TASK DESCRIPTION: Copy every entry word for word, but skip the pictures.
BEGIN ENTRIES PROVIDED
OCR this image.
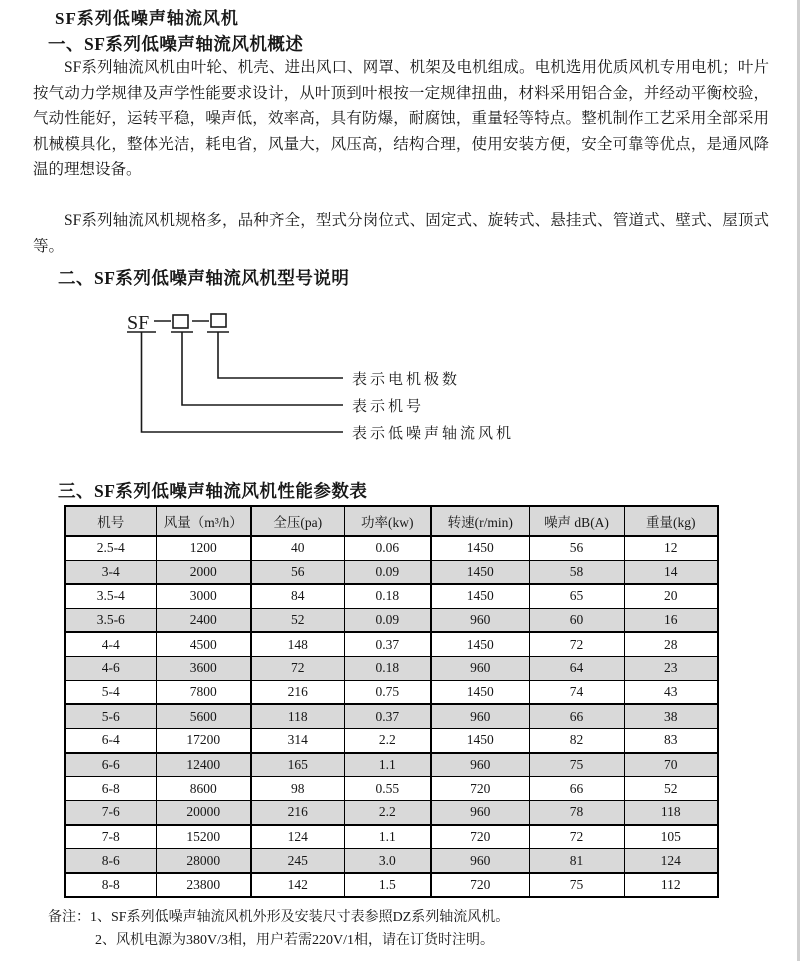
SF系列低噪声轴流风机
一、SF系列低噪声轴流风机概述

SF系列轴流风机由叶轮、机壳、进出风口、网罩、机架及电机组成。电机选用优质风机专用电机；叶片按气动力学规律及声学性能要求设计，从叶顶到叶根按一定规律扭曲，材料采用铝合金，并经动平衡校验，气动性能好，运转平稳，噪声低，效率高，具有防爆，耐腐蚀，重量轻等特点。整机制作工艺采用全部采用机械模具化，整体光洁，耗电省，风量大，风压高，结构合理，使用安装方便，安全可靠等优点，是通风降温的理想设备。

SF系列轴流风机规格多，品种齐全，型式分岗位式、固定式、旋转式、悬挂式、管道式、壁式、屋顶式等。

二、SF系列低噪声轴流风机型号说明
SF
表示电机极数
表示机号
表示低噪声轴流风机
三、SF系列低噪声轴流风机性能参数表
机号	风量（m³/h）	全压(pa)	功率(kw)	转速(r/min)	噪声 dB(A)	重量(kg)
2.5-4	1200	40	0.06	1450	56	12
3-4	2000	56	0.09	1450	58	14
3.5-4	3000	84	0.18	1450	65	20
3.5-6	2400	52	0.09	960	60	16
4-4	4500	148	0.37	1450	72	28
4-6	3600	72	0.18	960	64	23
5-4	7800	216	0.75	1450	74	43
5-6	5600	118	0.37	960	66	38
6-4	17200	314	2.2	1450	82	83
6-6	12400	165	1.1	960	75	70
6-8	8600	98	0.55	720	66	52
7-6	20000	216	2.2	960	78	118
7-8	15200	124	1.1	720	72	105
8-6	28000	245	3.0	960	81	124
8-8	23800	142	1.5	720	75	112
备注：1、SF系列低噪声轴流风机外形及安装尺寸表参照DZ系列轴流风机。
2、风机电源为380V/3相，用户若需220V/1相，请在订货时注明。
END ENTRIES PROVIDED
COMPLETE OUTPUT:
OCR this image.
SF系列低噪声轴流风机
一、SF系列低噪声轴流风机概述

SF系列轴流风机由叶轮、机壳、进出风口、网罩、机架及电机组成。电机选用优质风机专用电机；叶片按气动力学规律及声学性能要求设计，从叶顶到叶根按一定规律扭曲，材料采用铝合金，并经动平衡校验，气动性能好，运转平稳，噪声低，效率高，具有防爆，耐腐蚀，重量轻等特点。整机制作工艺采用全部采用机械模具化，整体光洁，耗电省，风量大，风压高，结构合理，使用安装方便，安全可靠等优点，是通风降温的理想设备。

SF系列轴流风机规格多，品种齐全，型式分岗位式、固定式、旋转式、悬挂式、管道式、壁式、屋顶式等。

二、SF系列低噪声轴流风机型号说明
SF
表示电机极数
表示机号
表示低噪声轴流风机
三、SF系列低噪声轴流风机性能参数表
机号	风量（m³/h）	全压(pa)	功率(kw)	转速(r/min)	噪声 dB(A)	重量(kg)
2.5-4	1200	40	0.06	1450	56	12
3-4	2000	56	0.09	1450	58	14
3.5-4	3000	84	0.18	1450	65	20
3.5-6	2400	52	0.09	960	60	16
4-4	4500	148	0.37	1450	72	28
4-6	3600	72	0.18	960	64	23
5-4	7800	216	0.75	1450	74	43
5-6	5600	118	0.37	960	66	38
6-4	17200	314	2.2	1450	82	83
6-6	12400	165	1.1	960	75	70
6-8	8600	98	0.55	720	66	52
7-6	20000	216	2.2	960	78	118
7-8	15200	124	1.1	720	72	105
8-6	28000	245	3.0	960	81	124
8-8	23800	142	1.5	720	75	112
备注：1、SF系列低噪声轴流风机外形及安装尺寸表参照DZ系列轴流风机。
2、风机电源为380V/3相，用户若需220V/1相，请在订货时注明。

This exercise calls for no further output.